BEGIN PROVIDED ENTRIES

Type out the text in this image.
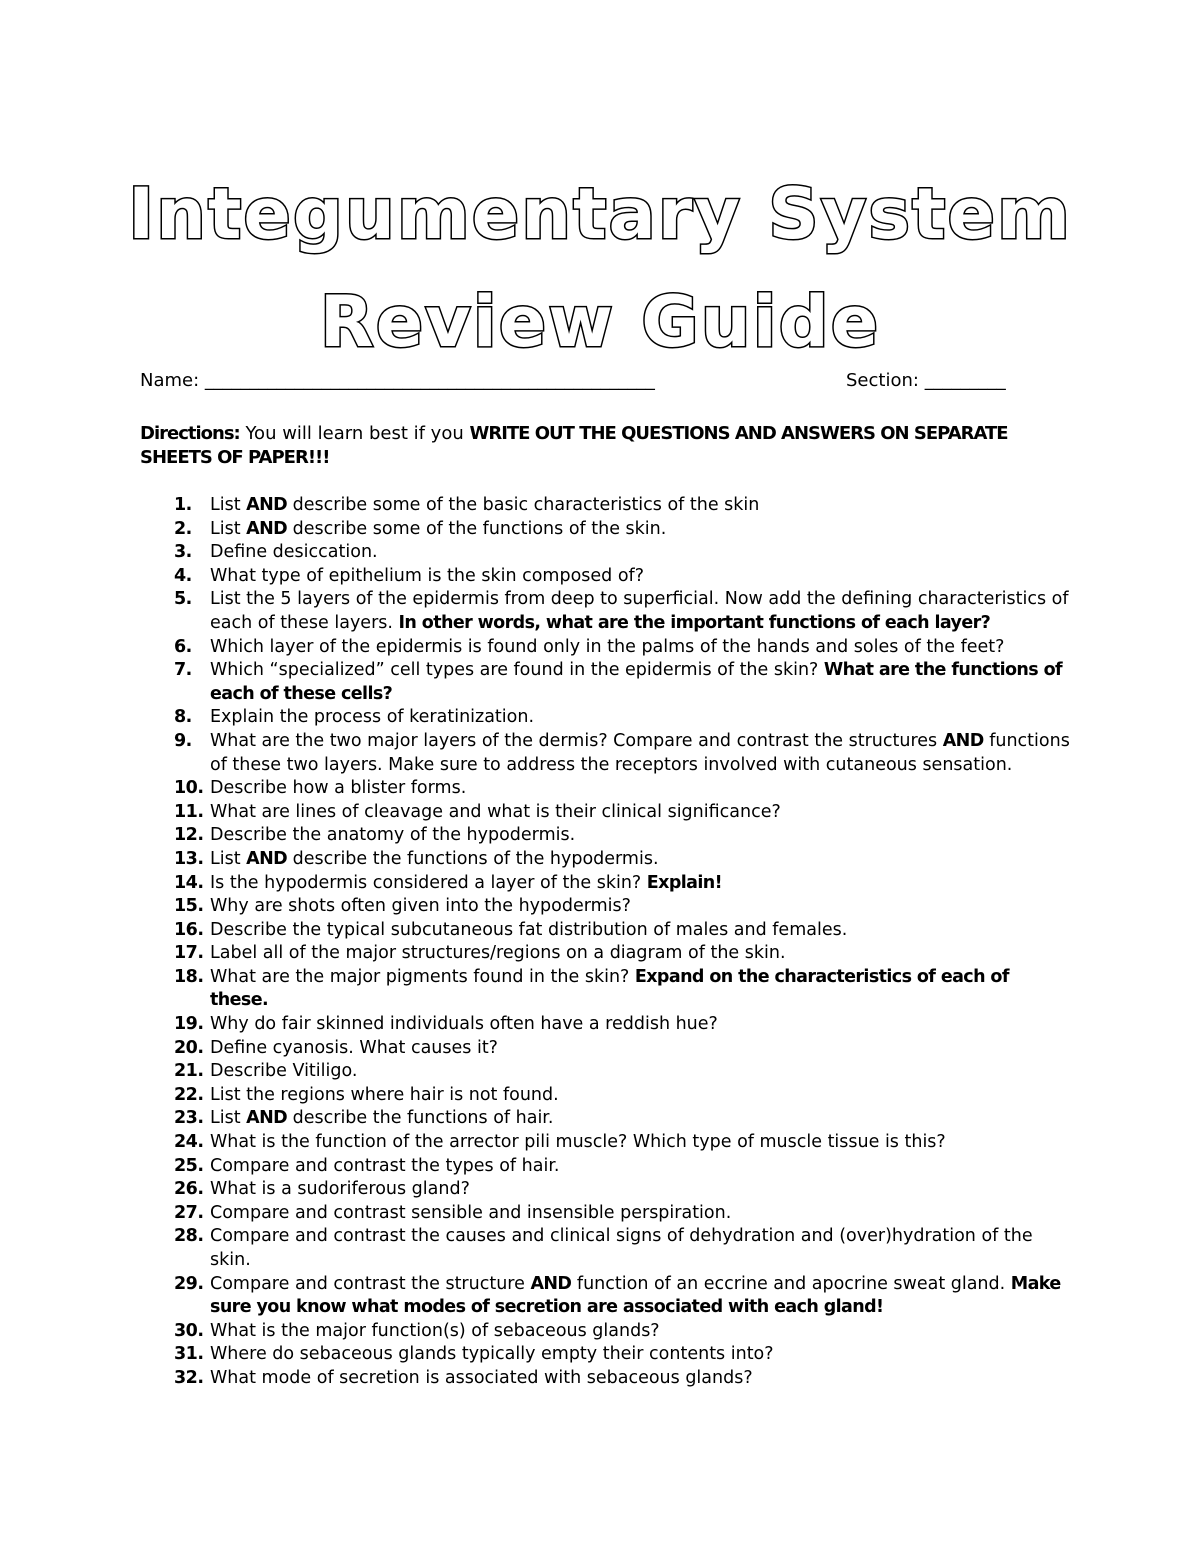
Integumentary System
Review Guide
Name: __________________________________________________	Section: _________
Directions: You will learn best if you WRITE OUT THE QUESTIONS AND ANSWERS ON SEPARATE SHEETS OF PAPER!!!
1. List AND describe some of the basic characteristics of the skin
2. List AND describe some of the functions of the skin.
3. Define desiccation.
4. What type of epithelium is the skin composed of?
5. List the 5 layers of the epidermis from deep to superficial. Now add the defining characteristics of each of these layers. In other words, what are the important functions of each layer?
6. Which layer of the epidermis is found only in the palms of the hands and soles of the feet?
7. Which “specialized” cell types are found in the epidermis of the skin? What are the functions of each of these cells?
8. Explain the process of keratinization.
9. What are the two major layers of the dermis? Compare and contrast the structures AND functions of these two layers. Make sure to address the receptors involved with cutaneous sensation.
10. Describe how a blister forms.
11. What are lines of cleavage and what is their clinical significance?
12. Describe the anatomy of the hypodermis.
13. List AND describe the functions of the hypodermis.
14. Is the hypodermis considered a layer of the skin? Explain!
15. Why are shots often given into the hypodermis?
16. Describe the typical subcutaneous fat distribution of males and females.
17. Label all of the major structures/regions on a diagram of the skin.
18. What are the major pigments found in the skin? Expand on the characteristics of each of these.
19. Why do fair skinned individuals often have a reddish hue?
20. Define cyanosis. What causes it?
21. Describe Vitiligo.
22. List the regions where hair is not found.
23. List AND describe the functions of hair.
24. What is the function of the arrector pili muscle? Which type of muscle tissue is this?
25. Compare and contrast the types of hair.
26. What is a sudoriferous gland?
27. Compare and contrast sensible and insensible perspiration.
28. Compare and contrast the causes and clinical signs of dehydration and (over)hydration of the skin.
29. Compare and contrast the structure AND function of an eccrine and apocrine sweat gland. Make sure you know what modes of secretion are associated with each gland!
30. What is the major function(s) of sebaceous glands?
31. Where do sebaceous glands typically empty their contents into?
32. What mode of secretion is associated with sebaceous glands?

END PROVIDED ENTRIES

## [PROMPT]
The required answer is each line of the data in which the word "hypodermis" appears.

## [ANSWER TO THIS PROBLEM]
12. Describe the anatomy of the hypodermis.
13. List AND describe the functions of the hypodermis.
14. Is the hypodermis considered a layer of the skin? Explain!
15. Why are shots often given into the hypodermis?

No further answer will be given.